**THE REQUEST:** Transcribe the records without alteration, starting at their first line and ending at the line that contains "816, 74, 833]", with both included.

------------

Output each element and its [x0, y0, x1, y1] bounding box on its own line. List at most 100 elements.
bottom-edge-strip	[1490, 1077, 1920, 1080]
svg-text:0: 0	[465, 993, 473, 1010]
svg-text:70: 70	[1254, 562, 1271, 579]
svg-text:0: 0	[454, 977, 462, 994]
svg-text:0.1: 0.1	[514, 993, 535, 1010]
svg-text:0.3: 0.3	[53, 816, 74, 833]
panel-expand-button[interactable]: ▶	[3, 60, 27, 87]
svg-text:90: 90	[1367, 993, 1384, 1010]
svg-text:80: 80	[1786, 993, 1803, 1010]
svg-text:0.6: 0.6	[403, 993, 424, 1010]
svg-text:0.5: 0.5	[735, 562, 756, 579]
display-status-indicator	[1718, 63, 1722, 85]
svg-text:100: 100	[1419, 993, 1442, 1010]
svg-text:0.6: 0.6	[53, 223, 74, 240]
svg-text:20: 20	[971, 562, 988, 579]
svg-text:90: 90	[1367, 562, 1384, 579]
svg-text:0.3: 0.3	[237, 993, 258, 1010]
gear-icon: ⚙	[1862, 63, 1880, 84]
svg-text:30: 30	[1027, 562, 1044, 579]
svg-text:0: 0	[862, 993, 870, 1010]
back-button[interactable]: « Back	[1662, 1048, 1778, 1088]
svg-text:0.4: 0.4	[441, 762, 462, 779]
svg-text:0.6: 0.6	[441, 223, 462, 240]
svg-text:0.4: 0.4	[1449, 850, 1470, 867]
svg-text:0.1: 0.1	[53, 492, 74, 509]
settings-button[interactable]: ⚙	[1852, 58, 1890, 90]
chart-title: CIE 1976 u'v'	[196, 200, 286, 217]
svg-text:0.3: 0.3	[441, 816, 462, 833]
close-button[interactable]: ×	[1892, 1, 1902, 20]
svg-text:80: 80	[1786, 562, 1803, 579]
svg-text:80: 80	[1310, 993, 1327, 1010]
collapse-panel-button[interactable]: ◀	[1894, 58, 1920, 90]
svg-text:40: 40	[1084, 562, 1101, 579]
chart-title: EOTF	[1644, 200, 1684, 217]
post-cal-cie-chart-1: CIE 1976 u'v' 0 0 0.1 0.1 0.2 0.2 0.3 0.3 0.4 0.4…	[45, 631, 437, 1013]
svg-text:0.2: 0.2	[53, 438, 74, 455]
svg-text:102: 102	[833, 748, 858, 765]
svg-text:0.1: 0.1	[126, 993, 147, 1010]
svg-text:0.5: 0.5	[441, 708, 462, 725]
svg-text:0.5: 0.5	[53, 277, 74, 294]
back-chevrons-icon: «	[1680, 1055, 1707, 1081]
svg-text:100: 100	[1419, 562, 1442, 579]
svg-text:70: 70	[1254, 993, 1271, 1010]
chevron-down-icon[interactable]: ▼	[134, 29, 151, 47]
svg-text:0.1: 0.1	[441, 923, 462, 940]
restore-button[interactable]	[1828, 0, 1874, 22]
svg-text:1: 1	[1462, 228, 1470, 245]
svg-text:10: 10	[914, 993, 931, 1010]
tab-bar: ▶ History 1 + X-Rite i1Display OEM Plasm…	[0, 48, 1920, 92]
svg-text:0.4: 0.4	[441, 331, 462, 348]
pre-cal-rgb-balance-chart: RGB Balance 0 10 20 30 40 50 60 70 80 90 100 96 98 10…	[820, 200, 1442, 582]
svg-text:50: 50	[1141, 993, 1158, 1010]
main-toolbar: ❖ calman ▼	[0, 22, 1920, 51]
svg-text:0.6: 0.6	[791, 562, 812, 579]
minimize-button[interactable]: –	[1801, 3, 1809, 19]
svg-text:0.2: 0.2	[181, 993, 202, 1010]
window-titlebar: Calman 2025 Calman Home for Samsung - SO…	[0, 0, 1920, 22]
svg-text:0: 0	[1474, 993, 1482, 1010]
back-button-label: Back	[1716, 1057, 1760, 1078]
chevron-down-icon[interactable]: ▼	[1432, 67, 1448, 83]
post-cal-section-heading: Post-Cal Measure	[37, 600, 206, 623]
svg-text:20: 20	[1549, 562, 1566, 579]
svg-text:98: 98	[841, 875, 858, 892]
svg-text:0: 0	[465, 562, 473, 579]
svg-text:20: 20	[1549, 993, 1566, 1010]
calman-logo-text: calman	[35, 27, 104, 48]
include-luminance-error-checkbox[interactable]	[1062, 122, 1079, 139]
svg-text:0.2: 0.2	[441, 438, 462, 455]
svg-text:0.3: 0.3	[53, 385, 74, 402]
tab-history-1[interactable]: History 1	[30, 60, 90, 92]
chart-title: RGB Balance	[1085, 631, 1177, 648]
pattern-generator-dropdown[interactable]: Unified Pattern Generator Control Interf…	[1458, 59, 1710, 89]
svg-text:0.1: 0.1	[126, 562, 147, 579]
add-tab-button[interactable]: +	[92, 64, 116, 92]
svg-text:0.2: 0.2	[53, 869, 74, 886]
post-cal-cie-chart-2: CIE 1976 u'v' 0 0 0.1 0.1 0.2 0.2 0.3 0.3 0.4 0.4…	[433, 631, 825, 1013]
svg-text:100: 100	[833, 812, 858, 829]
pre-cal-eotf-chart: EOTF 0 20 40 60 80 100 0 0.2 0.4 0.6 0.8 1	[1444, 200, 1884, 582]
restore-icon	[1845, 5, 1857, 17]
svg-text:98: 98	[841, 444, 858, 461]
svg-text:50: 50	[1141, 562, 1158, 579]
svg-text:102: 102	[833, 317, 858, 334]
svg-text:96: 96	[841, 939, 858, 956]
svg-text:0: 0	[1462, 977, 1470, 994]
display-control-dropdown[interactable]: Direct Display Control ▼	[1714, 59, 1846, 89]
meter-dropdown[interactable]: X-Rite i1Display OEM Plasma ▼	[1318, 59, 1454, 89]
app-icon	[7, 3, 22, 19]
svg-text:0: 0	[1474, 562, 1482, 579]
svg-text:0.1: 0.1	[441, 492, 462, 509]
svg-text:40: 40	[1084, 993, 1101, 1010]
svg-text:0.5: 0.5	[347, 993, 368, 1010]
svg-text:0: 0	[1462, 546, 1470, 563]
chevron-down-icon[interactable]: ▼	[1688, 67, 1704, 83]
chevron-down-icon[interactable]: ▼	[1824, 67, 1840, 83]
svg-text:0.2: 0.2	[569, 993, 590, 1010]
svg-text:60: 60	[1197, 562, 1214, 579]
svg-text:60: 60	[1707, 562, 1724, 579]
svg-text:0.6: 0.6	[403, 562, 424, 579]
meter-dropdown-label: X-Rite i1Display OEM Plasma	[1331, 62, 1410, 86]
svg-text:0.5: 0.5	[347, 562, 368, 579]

------------

**ANSWER TO THIS TASK:**
Output each element and its [x0, y0, x1, y1] bounding box on its own line. List at most 100 elements.
bottom-edge-strip	[1490, 1077, 1920, 1080]
svg-text:0: 0	[465, 993, 473, 1010]
svg-text:70: 70	[1254, 562, 1271, 579]
svg-text:0: 0	[454, 977, 462, 994]
svg-text:0.1: 0.1	[514, 993, 535, 1010]
svg-text:0.3: 0.3	[53, 816, 74, 833]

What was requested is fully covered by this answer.